## INSTRUCTIONS TO FOLLOW
Restate each of the lines below word for word and drop every picture.
--- START INFORMATION PROVIDED ---
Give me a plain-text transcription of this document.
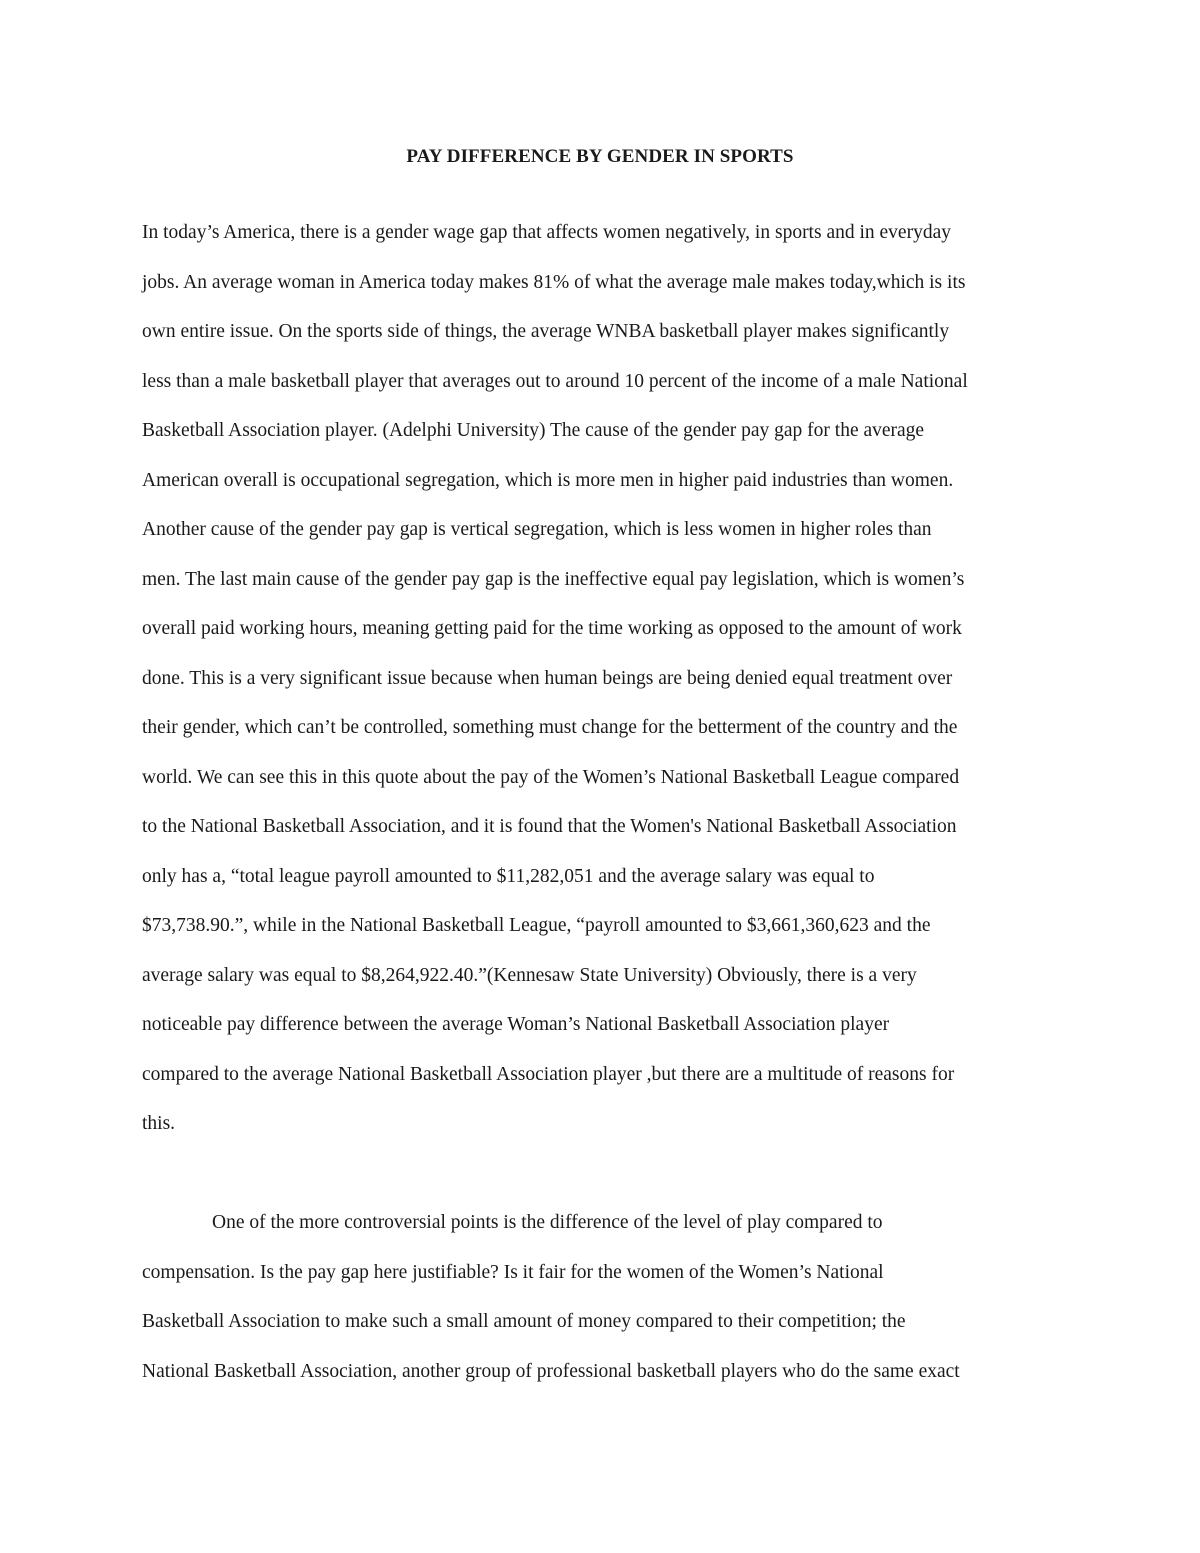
PAY DIFFERENCE BY GENDER IN SPORTS
In today’s America, there is a gender wage gap that affects women negatively, in sports and in everyday
jobs. An average woman in America today makes 81% of what the average male makes today,which is its
own entire issue. On the sports side of things, the average WNBA basketball player makes significantly
less than a male basketball player that averages out to around 10 percent of the income of a male National
Basketball Association player. (Adelphi University) The cause of the gender pay gap for the average
American overall is occupational segregation, which is more men in higher paid industries than women.
Another cause of the gender pay gap is vertical segregation, which is less women in higher roles than
men. The last main cause of the gender pay gap is the ineffective equal pay legislation, which is women’s
overall paid working hours, meaning getting paid for the time working as opposed to the amount of work
done. This is a very significant issue because when human beings are being denied equal treatment over
their gender, which can’t be controlled, something must change for the betterment of the country and the
world. We can see this in this quote about the pay of the Women’s National Basketball League compared
to the National Basketball Association, and it is found that the Women's National Basketball Association
only has a, “total league payroll amounted to $11,282,051 and the average salary was equal to
$73,738.90.”, while in the National Basketball League, “payroll amounted to $3,661,360,623 and the
average salary was equal to $8,264,922.40.”(Kennesaw State University) Obviously, there is a very
noticeable pay difference between the average Woman’s National Basketball Association player
compared to the average National Basketball Association player ,but there are a multitude of reasons for
this.
One of the more controversial points is the difference of the level of play compared to
compensation. Is the pay gap here justifiable? Is it fair for the women of the Women’s National
Basketball Association to make such a small amount of money compared to their competition; the
National Basketball Association, another group of professional basketball players who do the same exact
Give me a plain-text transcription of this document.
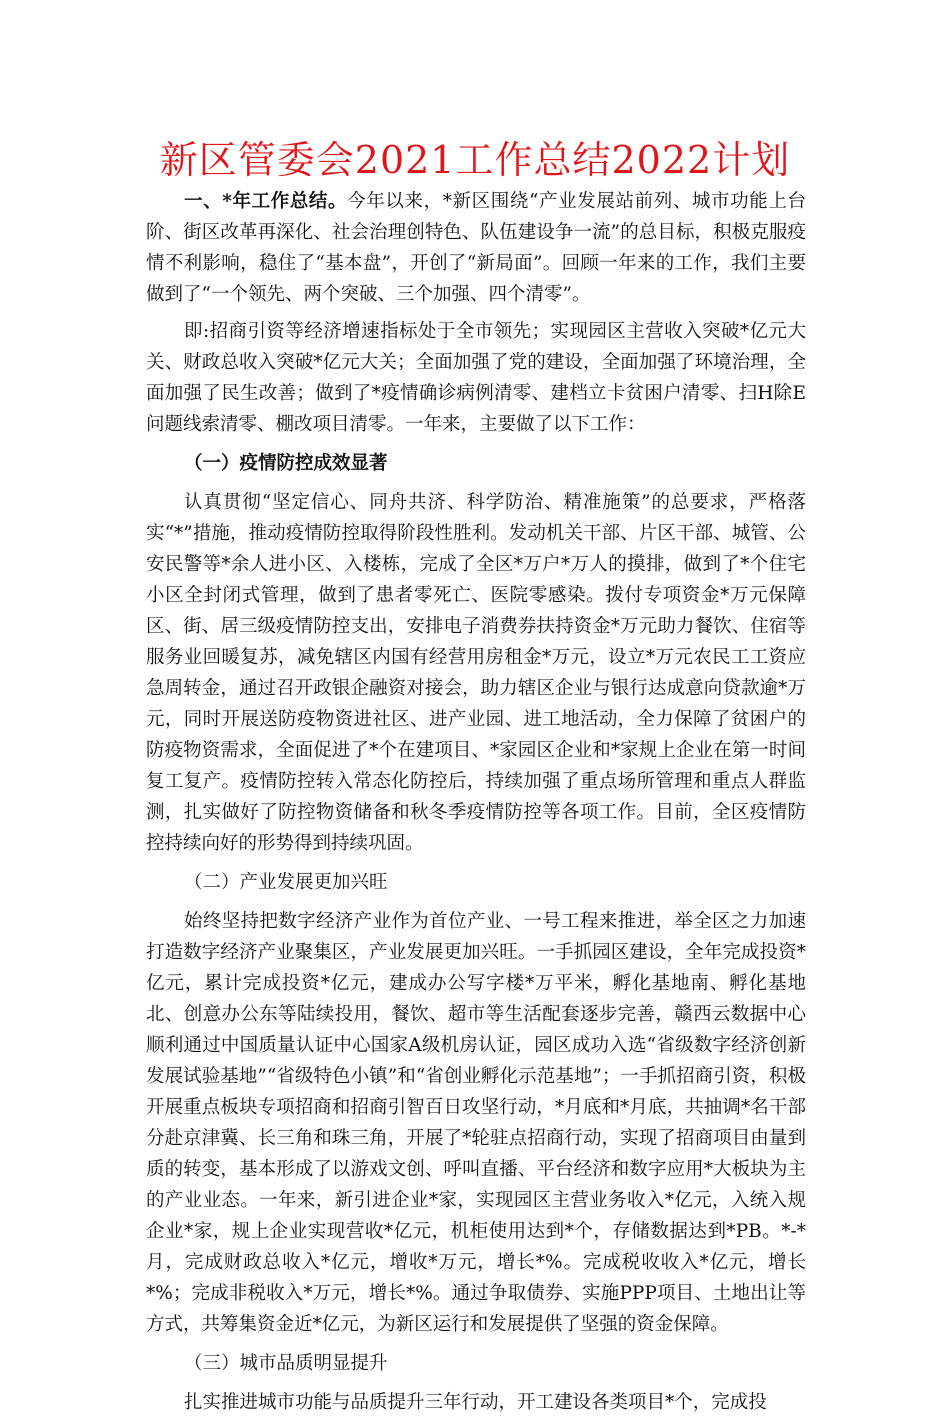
新区管委会2021工作总结2022计划

一、*年工作总结。今年以来，*新区围绕“产业发展站前列、城市功能上台阶、街区改革再深化、社会治理创特色、队伍建设争一流”的总目标，积极克服疫情不利影响，稳住了“基本盘”，开创了“新局面”。回顾一年来的工作，我们主要做到了“一个领先、两个突破、三个加强、四个清零”。

即:招商引资等经济增速指标处于全市领先；实现园区主营收入突破*亿元大关、财政总收入突破*亿元大关；全面加强了党的建设，全面加强了环境治理，全面加强了民生改善；做到了*疫情确诊病例清零、建档立卡贫困户清零、扫H除E问题线索清零、棚改项目清零。一年来，主要做了以下工作：

（一）疫情防控成效显著

认真贯彻“坚定信心、同舟共济、科学防治、精准施策”的总要求，严格落实“*”措施，推动疫情防控取得阶段性胜利。发动机关干部、片区干部、城管、公安民警等*余人进小区、入楼栋，完成了全区*万户*万人的摸排，做到了*个住宅小区全封闭式管理，做到了患者零死亡、医院零感染。拨付专项资金*万元保障区、街、居三级疫情防控支出，安排电子消费券扶持资金*万元助力餐饮、住宿等服务业回暖复苏，减免辖区内国有经营用房租金*万元，设立*万元农民工工资应急周转金，通过召开政银企融资对接会，助力辖区企业与银行达成意向贷款逾*万元，同时开展送防疫物资进社区、进产业园、进工地活动，全力保障了贫困户的防疫物资需求，全面促进了*个在建项目、*家园区企业和*家规上企业在第一时间复工复产。疫情防控转入常态化防控后，持续加强了重点场所管理和重点人群监测，扎实做好了防控物资储备和秋冬季疫情防控等各项工作。目前，全区疫情防控持续向好的形势得到持续巩固。

（二）产业发展更加兴旺

始终坚持把数字经济产业作为首位产业、一号工程来推进，举全区之力加速打造数字经济产业聚集区，产业发展更加兴旺。一手抓园区建设，全年完成投资*亿元，累计完成投资*亿元，建成办公写字楼*万平米，孵化基地南、孵化基地北、创意办公东等陆续投用，餐饮、超市等生活配套逐步完善，赣西云数据中心顺利通过中国质量认证中心国家A级机房认证，园区成功入选“省级数字经济创新发展试验基地”“省级特色小镇”和“省创业孵化示范基地”；一手抓招商引资，积极开展重点板块专项招商和招商引智百日攻坚行动，*月底和*月底，共抽调*名干部分赴京津冀、长三角和珠三角，开展了*轮驻点招商行动，实现了招商项目由量到质的转变，基本形成了以游戏文创、呼叫直播、平台经济和数字应用*大板块为主的产业业态。一年来，新引进企业*家，实现园区主营业务收入*亿元，入统入规企业*家，规上企业实现营收*亿元，机柜使用达到*个，存储数据达到*PB。*-*月，完成财政总收入*亿元，增收*万元，增长*%。完成税收收入*亿元，增长*%；完成非税收入*万元，增长*%。通过争取债券、实施PPP项目、土地出让等方式，共筹集资金近*亿元，为新区运行和发展提供了坚强的资金保障。

（三）城市品质明显提升

扎实推进城市功能与品质提升三年行动，开工建设各类项目*个，完成投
--- END INFORMATION PROVIDED ---
## FULL ANSWER
Give me a plain-text transcription of this document.
PAY DIFFERENCE BY GENDER IN SPORTS
In today’s America, there is a gender wage gap that affects women negatively, in sports and in everyday
jobs. An average woman in America today makes 81% of what the average male makes today,which is its
own entire issue. On the sports side of things, the average WNBA basketball player makes significantly
less than a male basketball player that averages out to around 10 percent of the income of a male National
Basketball Association player. (Adelphi University) The cause of the gender pay gap for the average
American overall is occupational segregation, which is more men in higher paid industries than women.
Another cause of the gender pay gap is vertical segregation, which is less women in higher roles than
men. The last main cause of the gender pay gap is the ineffective equal pay legislation, which is women’s
overall paid working hours, meaning getting paid for the time working as opposed to the amount of work
done. This is a very significant issue because when human beings are being denied equal treatment over
their gender, which can’t be controlled, something must change for the betterment of the country and the
world. We can see this in this quote about the pay of the Women’s National Basketball League compared
to the National Basketball Association, and it is found that the Women's National Basketball Association
only has a, “total league payroll amounted to $11,282,051 and the average salary was equal to
$73,738.90.”, while in the National Basketball League, “payroll amounted to $3,661,360,623 and the
average salary was equal to $8,264,922.40.”(Kennesaw State University) Obviously, there is a very
noticeable pay difference between the average Woman’s National Basketball Association player
compared to the average National Basketball Association player ,but there are a multitude of reasons for
this.
One of the more controversial points is the difference of the level of play compared to
compensation. Is the pay gap here justifiable? Is it fair for the women of the Women’s National
Basketball Association to make such a small amount of money compared to their competition; the
National Basketball Association, another group of professional basketball players who do the same exact
Give me a plain-text transcription of this document.
新区管委会2021工作总结2022计划

一、*年工作总结。今年以来，*新区围绕“产业发展站前列、城市功能上台阶、街区改革再深化、社会治理创特色、队伍建设争一流”的总目标，积极克服疫情不利影响，稳住了“基本盘”，开创了“新局面”。回顾一年来的工作，我们主要做到了“一个领先、两个突破、三个加强、四个清零”。

即:招商引资等经济增速指标处于全市领先；实现园区主营收入突破*亿元大关、财政总收入突破*亿元大关；全面加强了党的建设，全面加强了环境治理，全面加强了民生改善；做到了*疫情确诊病例清零、建档立卡贫困户清零、扫H除E问题线索清零、棚改项目清零。一年来，主要做了以下工作：

（一）疫情防控成效显著

认真贯彻“坚定信心、同舟共济、科学防治、精准施策”的总要求，严格落实“*”措施，推动疫情防控取得阶段性胜利。发动机关干部、片区干部、城管、公安民警等*余人进小区、入楼栋，完成了全区*万户*万人的摸排，做到了*个住宅小区全封闭式管理，做到了患者零死亡、医院零感染。拨付专项资金*万元保障区、街、居三级疫情防控支出，安排电子消费券扶持资金*万元助力餐饮、住宿等服务业回暖复苏，减免辖区内国有经营用房租金*万元，设立*万元农民工工资应急周转金，通过召开政银企融资对接会，助力辖区企业与银行达成意向贷款逾*万元，同时开展送防疫物资进社区、进产业园、进工地活动，全力保障了贫困户的防疫物资需求，全面促进了*个在建项目、*家园区企业和*家规上企业在第一时间复工复产。疫情防控转入常态化防控后，持续加强了重点场所管理和重点人群监测，扎实做好了防控物资储备和秋冬季疫情防控等各项工作。目前，全区疫情防控持续向好的形势得到持续巩固。

（二）产业发展更加兴旺

始终坚持把数字经济产业作为首位产业、一号工程来推进，举全区之力加速打造数字经济产业聚集区，产业发展更加兴旺。一手抓园区建设，全年完成投资*亿元，累计完成投资*亿元，建成办公写字楼*万平米，孵化基地南、孵化基地北、创意办公东等陆续投用，餐饮、超市等生活配套逐步完善，赣西云数据中心顺利通过中国质量认证中心国家A级机房认证，园区成功入选“省级数字经济创新发展试验基地”“省级特色小镇”和“省创业孵化示范基地”；一手抓招商引资，积极开展重点板块专项招商和招商引智百日攻坚行动，*月底和*月底，共抽调*名干部分赴京津冀、长三角和珠三角，开展了*轮驻点招商行动，实现了招商项目由量到质的转变，基本形成了以游戏文创、呼叫直播、平台经济和数字应用*大板块为主的产业业态。一年来，新引进企业*家，实现园区主营业务收入*亿元，入统入规企业*家，规上企业实现营收*亿元，机柜使用达到*个，存储数据达到*PB。*-*月，完成财政总收入*亿元，增收*万元，增长*%。完成税收收入*亿元，增长*%；完成非税收入*万元，增长*%。通过争取债券、实施PPP项目、土地出让等方式，共筹集资金近*亿元，为新区运行和发展提供了坚强的资金保障。

（三）城市品质明显提升

扎实推进城市功能与品质提升三年行动，开工建设各类项目*个，完成投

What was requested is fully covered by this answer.